(Dataset records)
◆ ◆ ◆ ◆
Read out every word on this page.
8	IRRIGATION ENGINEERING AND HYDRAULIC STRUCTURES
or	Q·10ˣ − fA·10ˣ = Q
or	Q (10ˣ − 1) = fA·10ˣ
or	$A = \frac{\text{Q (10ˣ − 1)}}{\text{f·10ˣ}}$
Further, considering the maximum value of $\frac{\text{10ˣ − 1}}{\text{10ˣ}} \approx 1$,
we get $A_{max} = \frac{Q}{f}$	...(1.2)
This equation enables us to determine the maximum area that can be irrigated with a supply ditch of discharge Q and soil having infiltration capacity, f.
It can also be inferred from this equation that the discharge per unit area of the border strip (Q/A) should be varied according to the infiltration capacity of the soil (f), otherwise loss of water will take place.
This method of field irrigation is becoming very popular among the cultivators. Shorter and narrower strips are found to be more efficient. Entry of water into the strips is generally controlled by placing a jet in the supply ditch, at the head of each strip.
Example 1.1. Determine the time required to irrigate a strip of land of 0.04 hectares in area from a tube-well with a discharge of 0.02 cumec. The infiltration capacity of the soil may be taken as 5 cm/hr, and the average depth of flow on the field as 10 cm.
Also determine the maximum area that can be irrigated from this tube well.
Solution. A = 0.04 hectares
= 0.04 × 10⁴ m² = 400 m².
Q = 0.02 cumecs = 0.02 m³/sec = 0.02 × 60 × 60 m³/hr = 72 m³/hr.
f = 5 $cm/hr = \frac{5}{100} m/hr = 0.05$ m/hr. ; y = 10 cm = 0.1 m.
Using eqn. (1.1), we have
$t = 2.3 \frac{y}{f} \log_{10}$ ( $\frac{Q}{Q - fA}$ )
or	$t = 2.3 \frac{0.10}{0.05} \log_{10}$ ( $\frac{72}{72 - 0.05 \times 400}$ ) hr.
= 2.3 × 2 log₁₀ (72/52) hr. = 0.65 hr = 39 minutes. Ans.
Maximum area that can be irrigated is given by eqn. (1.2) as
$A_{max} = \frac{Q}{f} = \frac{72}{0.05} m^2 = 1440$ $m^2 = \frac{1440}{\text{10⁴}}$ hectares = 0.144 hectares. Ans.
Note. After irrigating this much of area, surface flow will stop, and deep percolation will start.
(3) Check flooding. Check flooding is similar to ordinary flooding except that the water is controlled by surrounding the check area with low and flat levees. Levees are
◆ ◆ ◆ ◆
--- Problem to solve ---
Please output every record, keeping each line exact.

--- Result below ---
Read out every word on this page.
8	IRRIGATION ENGINEERING AND HYDRAULIC STRUCTURES
or	Q·10ˣ − fA·10ˣ = Q
or	Q (10ˣ − 1) = fA·10ˣ
or	$A = \frac{\text{Q (10ˣ − 1)}}{\text{f·10ˣ}}$
Further, considering the maximum value of $\frac{\text{10ˣ − 1}}{\text{10ˣ}} \approx 1$,
we get $A_{max} = \frac{Q}{f}$	...(1.2)
This equation enables us to determine the maximum area that can be irrigated with a supply ditch of discharge Q and soil having infiltration capacity, f.
It can also be inferred from this equation that the discharge per unit area of the border strip (Q/A) should be varied according to the infiltration capacity of the soil (f), otherwise loss of water will take place.
This method of field irrigation is becoming very popular among the cultivators. Shorter and narrower strips are found to be more efficient. Entry of water into the strips is generally controlled by placing a jet in the supply ditch, at the head of each strip.
Example 1.1. Determine the time required to irrigate a strip of land of 0.04 hectares in area from a tube-well with a discharge of 0.02 cumec. The infiltration capacity of the soil may be taken as 5 cm/hr, and the average depth of flow on the field as 10 cm.
Also determine the maximum area that can be irrigated from this tube well.
Solution. A = 0.04 hectares
= 0.04 × 10⁴ m² = 400 m².
Q = 0.02 cumecs = 0.02 m³/sec = 0.02 × 60 × 60 m³/hr = 72 m³/hr.
f = 5 $cm/hr = \frac{5}{100} m/hr = 0.05$ m/hr. ; y = 10 cm = 0.1 m.
Using eqn. (1.1), we have
$t = 2.3 \frac{y}{f} \log_{10}$ ( $\frac{Q}{Q - fA}$ )
or	$t = 2.3 \frac{0.10}{0.05} \log_{10}$ ( $\frac{72}{72 - 0.05 \times 400}$ ) hr.
= 2.3 × 2 log₁₀ (72/52) hr. = 0.65 hr = 39 minutes. Ans.
Maximum area that can be irrigated is given by eqn. (1.2) as
$A_{max} = \frac{Q}{f} = \frac{72}{0.05} m^2 = 1440$ $m^2 = \frac{1440}{\text{10⁴}}$ hectares = 0.144 hectares. Ans.
Note. After irrigating this much of area, surface flow will stop, and deep percolation will start.
(3) Check flooding. Check flooding is similar to ordinary flooding except that the water is controlled by surrounding the check area with low and flat levees. Levees are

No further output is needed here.